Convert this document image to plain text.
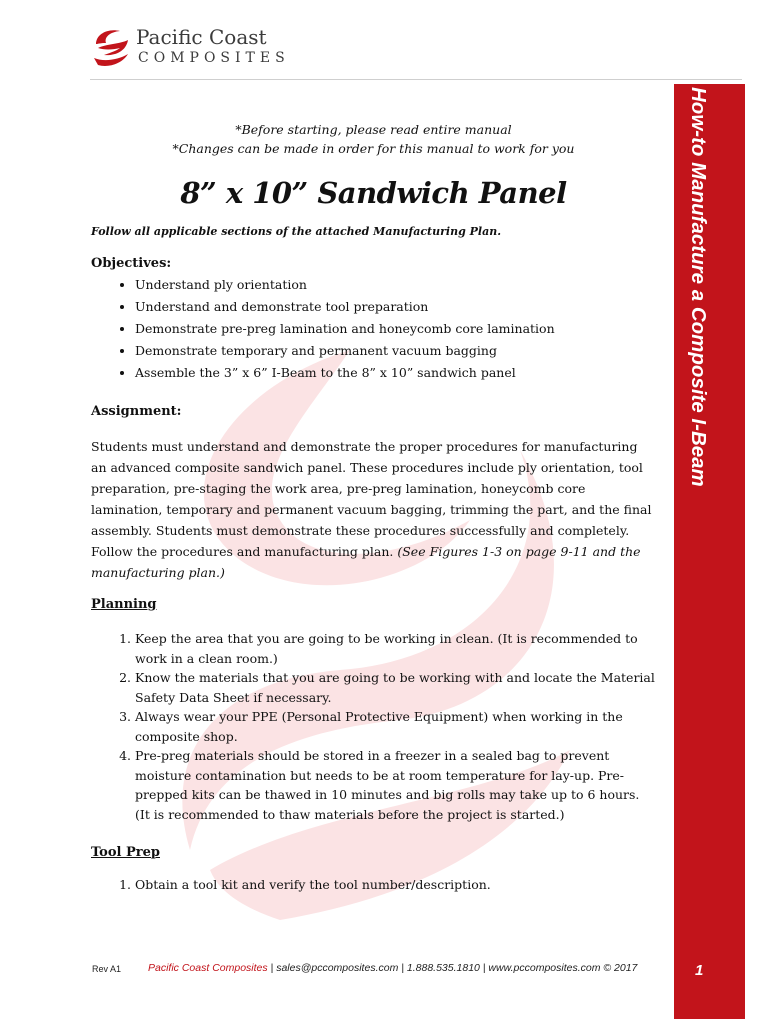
Pacific Coast
COMPOSITES
How-to Manufacture a Composite I-Beam
1
*Before starting, please read entire manual
*Changes can be made in order for this manual to work for you
8” x 10” Sandwich Panel
Follow all applicable sections of the attached Manufacturing Plan.
Objectives:
• Understand ply orientation
• Understand and demonstrate tool preparation
• Demonstrate pre-preg lamination and honeycomb core lamination
• Demonstrate temporary and permanent vacuum bagging
• Assemble the 3” x 6” I-Beam to the 8” x 10” sandwich panel
Assignment:
Students must understand and demonstrate the proper procedures for manufacturing an advanced composite sandwich panel. These procedures include ply orientation, tool preparation, pre-staging the work area, pre-preg lamination, honeycomb core lamination, temporary and permanent vacuum bagging, trimming the part, and the final assembly. Students must demonstrate these procedures successfully and completely. Follow the procedures and manufacturing plan. (See Figures 1-3 on page 9-11 and the manufacturing plan.)
Planning
1. Keep the area that you are going to be working in clean. (It is recommended to work in a clean room.)
2. Know the materials that you are going to be working with and locate the Material Safety Data Sheet if necessary.
3. Always wear your PPE (Personal Protective Equipment) when working in the composite shop.
4. Pre-preg materials should be stored in a freezer in a sealed bag to prevent moisture contamination but needs to be at room temperature for lay-up. Pre-prepped kits can be thawed in 10 minutes and big rolls may take up to 6 hours. (It is recommended to thaw materials before the project is started.)
Tool Prep
1. Obtain a tool kit and verify the tool number/description.
Rev A1	Pacific Coast Composites | sales@pccomposites.com | 1.888.535.1810 | www.pccomposites.com © 2017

- - -

### Requirement
Count the lines above in which the word "orientation" appears, then state only that count.

### Solution to this task
2